▶ _WHAT IS ASKED_:
Without changing a character, return the entries, but not the images they hold.

====== DATA PROVIDED ======

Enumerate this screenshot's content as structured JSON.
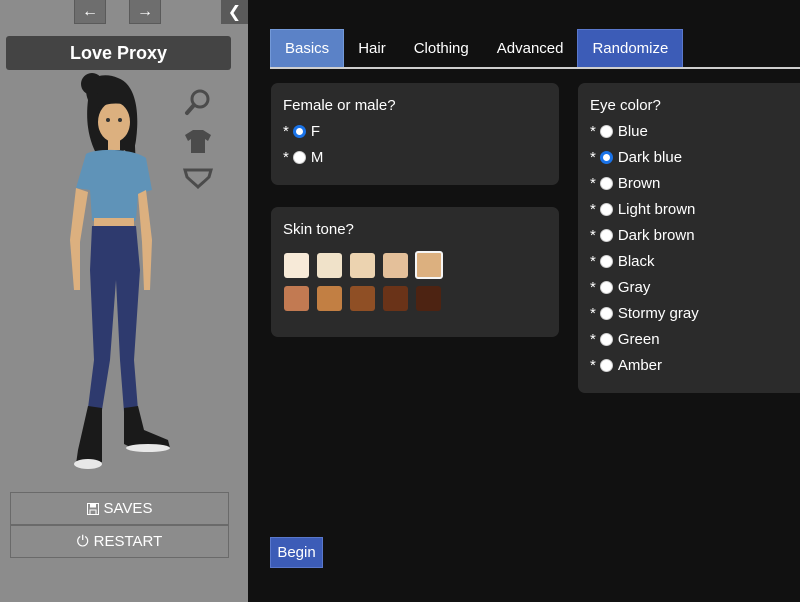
{
  "sidebar": {
    "nav_back_icon": "arrow-left-icon",
    "nav_forward_icon": "arrow-right-icon",
    "toggle_icon": "chevron-left-icon",
    "title": "Love Proxy",
    "tools": [
      "zoom-icon",
      "shirt-icon",
      "underwear-icon"
    ],
    "saves_label": "SAVES",
    "restart_label": "RESTART"
  },
  "tabs": [
    "Basics",
    "Hair",
    "Clothing",
    "Advanced",
    "Randomize"
  ],
  "active_tab": "Basics",
  "gender": {
    "question": "Female or male?",
    "required_mark": "*",
    "options": [
      "F",
      "M"
    ],
    "selected": "F"
  },
  "skin": {
    "question": "Skin tone?",
    "swatches": [
      "#f7ead8",
      "#f0e2c9",
      "#ecd3b0",
      "#e4c09a",
      "#dcb07f",
      "#c27a52",
      "#c27f43",
      "#8f4f25",
      "#6a3318",
      "#4d2312"
    ],
    "selected_index": 4
  },
  "eyes": {
    "question": "Eye color?",
    "required_mark": "*",
    "options": [
      "Blue",
      "Dark blue",
      "Brown",
      "Light brown",
      "Dark brown",
      "Black",
      "Gray",
      "Stormy gray",
      "Green",
      "Amber"
    ],
    "selected": "Dark blue"
  },
  "begin_label": "Begin",
  "colors": {
    "accent": "#3c5cb7",
    "active_tab": "#5b82c7",
    "card": "#2b2b2b",
    "sidebar": "#8c8c8c"
  }
}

======

▶ _THE RESPONSE_:
Enumerate this screenshot's content as structured JSON.
{
  "sidebar": {
    "nav_back_icon": "arrow-left-icon",
    "nav_forward_icon": "arrow-right-icon",
    "toggle_icon": "chevron-left-icon",
    "title": "Love Proxy",
    "tools": [
      "zoom-icon",
      "shirt-icon",
      "underwear-icon"
    ],
    "saves_label": "SAVES",
    "restart_label": "RESTART"
  },
  "tabs": [
    "Basics",
    "Hair",
    "Clothing",
    "Advanced",
    "Randomize"
  ],
  "active_tab": "Basics",
  "gender": {
    "question": "Female or male?",
    "required_mark": "*",
    "options": [
      "F",
      "M"
    ],
    "selected": "F"
  },
  "skin": {
    "question": "Skin tone?",
    "swatches": [
      "#f7ead8",
      "#f0e2c9",
      "#ecd3b0",
      "#e4c09a",
      "#dcb07f",
      "#c27a52",
      "#c27f43",
      "#8f4f25",
      "#6a3318",
      "#4d2312"
    ],
    "selected_index": 4
  },
  "eyes": {
    "question": "Eye color?",
    "required_mark": "*",
    "options": [
      "Blue",
      "Dark blue",
      "Brown",
      "Light brown",
      "Dark brown",
      "Black",
      "Gray",
      "Stormy gray",
      "Green",
      "Amber"
    ],
    "selected": "Dark blue"
  },
  "begin_label": "Begin",
  "colors": {
    "accent": "#3c5cb7",
    "active_tab": "#5b82c7",
    "card": "#2b2b2b",
    "sidebar": "#8c8c8c"
  }
}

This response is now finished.